[Records from a dataset]
--- Begin ---

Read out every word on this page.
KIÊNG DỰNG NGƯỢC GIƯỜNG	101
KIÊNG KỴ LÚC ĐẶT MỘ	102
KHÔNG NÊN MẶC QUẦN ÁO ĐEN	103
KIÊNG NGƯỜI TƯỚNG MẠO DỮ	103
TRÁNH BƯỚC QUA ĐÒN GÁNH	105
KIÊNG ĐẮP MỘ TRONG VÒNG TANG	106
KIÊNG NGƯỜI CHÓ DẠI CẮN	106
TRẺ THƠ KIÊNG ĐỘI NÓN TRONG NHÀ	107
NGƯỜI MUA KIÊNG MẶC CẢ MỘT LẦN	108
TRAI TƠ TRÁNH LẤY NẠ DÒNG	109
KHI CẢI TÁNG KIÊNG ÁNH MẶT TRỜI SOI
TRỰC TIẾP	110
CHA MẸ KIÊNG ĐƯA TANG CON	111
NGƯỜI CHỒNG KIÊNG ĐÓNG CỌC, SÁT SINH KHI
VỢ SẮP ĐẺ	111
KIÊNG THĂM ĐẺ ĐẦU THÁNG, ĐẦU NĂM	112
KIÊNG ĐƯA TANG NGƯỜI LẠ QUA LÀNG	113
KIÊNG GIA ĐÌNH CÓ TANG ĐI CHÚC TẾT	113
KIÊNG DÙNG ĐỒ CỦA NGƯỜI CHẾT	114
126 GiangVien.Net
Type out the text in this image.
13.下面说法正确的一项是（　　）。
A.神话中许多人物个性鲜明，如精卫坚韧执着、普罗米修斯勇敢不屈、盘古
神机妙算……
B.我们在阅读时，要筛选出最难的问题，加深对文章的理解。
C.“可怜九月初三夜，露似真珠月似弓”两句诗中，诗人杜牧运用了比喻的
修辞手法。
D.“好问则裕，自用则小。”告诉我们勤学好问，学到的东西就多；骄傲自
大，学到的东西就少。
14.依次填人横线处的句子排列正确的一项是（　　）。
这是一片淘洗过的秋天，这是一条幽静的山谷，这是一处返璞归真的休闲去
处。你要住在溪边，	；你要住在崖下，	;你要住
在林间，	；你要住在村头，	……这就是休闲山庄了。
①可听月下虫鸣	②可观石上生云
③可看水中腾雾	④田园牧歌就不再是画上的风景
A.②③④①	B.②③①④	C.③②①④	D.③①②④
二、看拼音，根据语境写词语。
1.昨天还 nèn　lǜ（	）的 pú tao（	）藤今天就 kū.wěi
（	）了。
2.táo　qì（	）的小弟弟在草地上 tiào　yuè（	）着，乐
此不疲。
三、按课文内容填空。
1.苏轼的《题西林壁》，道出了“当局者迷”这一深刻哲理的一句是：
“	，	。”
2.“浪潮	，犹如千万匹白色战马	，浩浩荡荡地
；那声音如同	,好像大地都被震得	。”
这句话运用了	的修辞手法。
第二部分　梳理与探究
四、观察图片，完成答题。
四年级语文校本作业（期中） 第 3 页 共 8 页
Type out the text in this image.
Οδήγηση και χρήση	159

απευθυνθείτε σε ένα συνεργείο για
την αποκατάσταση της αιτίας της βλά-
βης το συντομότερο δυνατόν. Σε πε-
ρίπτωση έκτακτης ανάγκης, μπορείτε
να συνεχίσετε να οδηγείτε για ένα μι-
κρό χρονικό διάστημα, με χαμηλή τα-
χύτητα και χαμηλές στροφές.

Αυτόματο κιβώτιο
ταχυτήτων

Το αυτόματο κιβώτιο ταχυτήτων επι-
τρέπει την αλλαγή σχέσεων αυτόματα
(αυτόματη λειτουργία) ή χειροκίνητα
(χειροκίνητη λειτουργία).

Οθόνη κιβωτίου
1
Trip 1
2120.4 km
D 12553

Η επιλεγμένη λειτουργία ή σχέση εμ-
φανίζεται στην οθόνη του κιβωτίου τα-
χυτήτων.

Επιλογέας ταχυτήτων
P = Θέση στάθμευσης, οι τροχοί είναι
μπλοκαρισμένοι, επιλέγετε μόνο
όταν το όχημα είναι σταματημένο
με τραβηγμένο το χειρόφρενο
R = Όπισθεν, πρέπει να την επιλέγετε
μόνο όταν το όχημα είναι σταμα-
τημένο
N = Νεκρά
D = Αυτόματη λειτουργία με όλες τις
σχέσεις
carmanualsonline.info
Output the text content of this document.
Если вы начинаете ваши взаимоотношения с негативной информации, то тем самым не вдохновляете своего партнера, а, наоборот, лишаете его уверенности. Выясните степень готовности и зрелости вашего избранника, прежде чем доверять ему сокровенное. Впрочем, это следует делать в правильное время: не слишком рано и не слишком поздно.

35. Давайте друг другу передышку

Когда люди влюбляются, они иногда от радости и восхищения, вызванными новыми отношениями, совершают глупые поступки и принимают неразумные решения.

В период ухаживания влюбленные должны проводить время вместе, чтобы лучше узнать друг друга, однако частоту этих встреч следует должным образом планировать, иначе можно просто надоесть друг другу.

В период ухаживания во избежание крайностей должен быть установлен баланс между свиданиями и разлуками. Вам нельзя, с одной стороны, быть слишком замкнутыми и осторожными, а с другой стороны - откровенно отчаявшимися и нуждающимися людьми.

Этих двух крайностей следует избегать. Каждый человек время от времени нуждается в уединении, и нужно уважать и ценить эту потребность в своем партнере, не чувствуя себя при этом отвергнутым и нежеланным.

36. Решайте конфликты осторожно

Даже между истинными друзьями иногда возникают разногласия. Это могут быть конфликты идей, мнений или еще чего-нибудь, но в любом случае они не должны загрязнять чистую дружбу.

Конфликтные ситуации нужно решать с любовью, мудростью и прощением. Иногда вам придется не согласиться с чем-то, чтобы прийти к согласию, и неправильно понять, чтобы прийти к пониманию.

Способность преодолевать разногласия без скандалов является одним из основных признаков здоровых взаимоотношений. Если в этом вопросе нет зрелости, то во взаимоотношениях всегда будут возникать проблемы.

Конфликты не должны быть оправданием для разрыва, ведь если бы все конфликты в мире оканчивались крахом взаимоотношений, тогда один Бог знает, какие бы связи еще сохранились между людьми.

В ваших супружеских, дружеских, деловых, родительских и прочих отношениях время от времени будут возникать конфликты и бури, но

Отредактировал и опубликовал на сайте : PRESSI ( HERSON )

--- End ---

Exercise prompt: Please quote every record above exactly as it appears.

Solution to this task:
Read out every word on this page.
KIÊNG DỰNG NGƯỢC GIƯỜNG	101
KIÊNG KỴ LÚC ĐẶT MỘ	102
KHÔNG NÊN MẶC QUẦN ÁO ĐEN	103
KIÊNG NGƯỜI TƯỚNG MẠO DỮ	103
TRÁNH BƯỚC QUA ĐÒN GÁNH	105
KIÊNG ĐẮP MỘ TRONG VÒNG TANG	106
KIÊNG NGƯỜI CHÓ DẠI CẮN	106
TRẺ THƠ KIÊNG ĐỘI NÓN TRONG NHÀ	107
NGƯỜI MUA KIÊNG MẶC CẢ MỘT LẦN	108
TRAI TƠ TRÁNH LẤY NẠ DÒNG	109
KHI CẢI TÁNG KIÊNG ÁNH MẶT TRỜI SOI
TRỰC TIẾP	110
CHA MẸ KIÊNG ĐƯA TANG CON	111
NGƯỜI CHỒNG KIÊNG ĐÓNG CỌC, SÁT SINH KHI
VỢ SẮP ĐẺ	111
KIÊNG THĂM ĐẺ ĐẦU THÁNG, ĐẦU NĂM	112
KIÊNG ĐƯA TANG NGƯỜI LẠ QUA LÀNG	113
KIÊNG GIA ĐÌNH CÓ TANG ĐI CHÚC TẾT	113
KIÊNG DÙNG ĐỒ CỦA NGƯỜI CHẾT	114
126 GiangVien.Net
Type out the text in this image.
13.下面说法正确的一项是（　　）。
A.神话中许多人物个性鲜明，如精卫坚韧执着、普罗米修斯勇敢不屈、盘古
神机妙算……
B.我们在阅读时，要筛选出最难的问题，加深对文章的理解。
C.“可怜九月初三夜，露似真珠月似弓”两句诗中，诗人杜牧运用了比喻的
修辞手法。
D.“好问则裕，自用则小。”告诉我们勤学好问，学到的东西就多；骄傲自
大，学到的东西就少。
14.依次填人横线处的句子排列正确的一项是（　　）。
这是一片淘洗过的秋天，这是一条幽静的山谷，这是一处返璞归真的休闲去
处。你要住在溪边，	；你要住在崖下，	;你要住
在林间，	；你要住在村头，	……这就是休闲山庄了。
①可听月下虫鸣	②可观石上生云
③可看水中腾雾	④田园牧歌就不再是画上的风景
A.②③④①	B.②③①④	C.③②①④	D.③①②④
二、看拼音，根据语境写词语。
1.昨天还 nèn　lǜ（	）的 pú tao（	）藤今天就 kū.wěi
（	）了。
2.táo　qì（	）的小弟弟在草地上 tiào　yuè（	）着，乐
此不疲。
三、按课文内容填空。
1.苏轼的《题西林壁》，道出了“当局者迷”这一深刻哲理的一句是：
“	，	。”
2.“浪潮	，犹如千万匹白色战马	，浩浩荡荡地
；那声音如同	,好像大地都被震得	。”
这句话运用了	的修辞手法。
第二部分　梳理与探究
四、观察图片，完成答题。
四年级语文校本作业（期中） 第 3 页 共 8 页
Type out the text in this image.
Οδήγηση και χρήση	159

απευθυνθείτε σε ένα συνεργείο για
την αποκατάσταση της αιτίας της βλά-
βης το συντομότερο δυνατόν. Σε πε-
ρίπτωση έκτακτης ανάγκης, μπορείτε
να συνεχίσετε να οδηγείτε για ένα μι-
κρό χρονικό διάστημα, με χαμηλή τα-
χύτητα και χαμηλές στροφές.

Αυτόματο κιβώτιο
ταχυτήτων

Το αυτόματο κιβώτιο ταχυτήτων επι-
τρέπει την αλλαγή σχέσεων αυτόματα
(αυτόματη λειτουργία) ή χειροκίνητα
(χειροκίνητη λειτουργία).

Οθόνη κιβωτίου
1
Trip 1
2120.4 km
D 12553

Η επιλεγμένη λειτουργία ή σχέση εμ-
φανίζεται στην οθόνη του κιβωτίου τα-
χυτήτων.

Επιλογέας ταχυτήτων
P = Θέση στάθμευσης, οι τροχοί είναι
μπλοκαρισμένοι, επιλέγετε μόνο
όταν το όχημα είναι σταματημένο
με τραβηγμένο το χειρόφρενο
R = Όπισθεν, πρέπει να την επιλέγετε
μόνο όταν το όχημα είναι σταμα-
τημένο
N = Νεκρά
D = Αυτόματη λειτουργία με όλες τις
σχέσεις
carmanualsonline.info
Output the text content of this document.
Если вы начинаете ваши взаимоотношения с негативной информации, то тем самым не вдохновляете своего партнера, а, наоборот, лишаете его уверенности. Выясните степень готовности и зрелости вашего избранника, прежде чем доверять ему сокровенное. Впрочем, это следует делать в правильное время: не слишком рано и не слишком поздно.

35. Давайте друг другу передышку

Когда люди влюбляются, они иногда от радости и восхищения, вызванными новыми отношениями, совершают глупые поступки и принимают неразумные решения.

В период ухаживания влюбленные должны проводить время вместе, чтобы лучше узнать друг друга, однако частоту этих встреч следует должным образом планировать, иначе можно просто надоесть друг другу.

В период ухаживания во избежание крайностей должен быть установлен баланс между свиданиями и разлуками. Вам нельзя, с одной стороны, быть слишком замкнутыми и осторожными, а с другой стороны - откровенно отчаявшимися и нуждающимися людьми.

Этих двух крайностей следует избегать. Каждый человек время от времени нуждается в уединении, и нужно уважать и ценить эту потребность в своем партнере, не чувствуя себя при этом отвергнутым и нежеланным.

36. Решайте конфликты осторожно

Даже между истинными друзьями иногда возникают разногласия. Это могут быть конфликты идей, мнений или еще чего-нибудь, но в любом случае они не должны загрязнять чистую дружбу.

Конфликтные ситуации нужно решать с любовью, мудростью и прощением. Иногда вам придется не согласиться с чем-то, чтобы прийти к согласию, и неправильно понять, чтобы прийти к пониманию.

Способность преодолевать разногласия без скандалов является одним из основных признаков здоровых взаимоотношений. Если в этом вопросе нет зрелости, то во взаимоотношениях всегда будут возникать проблемы.

Конфликты не должны быть оправданием для разрыва, ведь если бы все конфликты в мире оканчивались крахом взаимоотношений, тогда один Бог знает, какие бы связи еще сохранились между людьми.

В ваших супружеских, дружеских, деловых, родительских и прочих отношениях время от времени будут возникать конфликты и бури, но

Отредактировал и опубликовал на сайте : PRESSI ( HERSON )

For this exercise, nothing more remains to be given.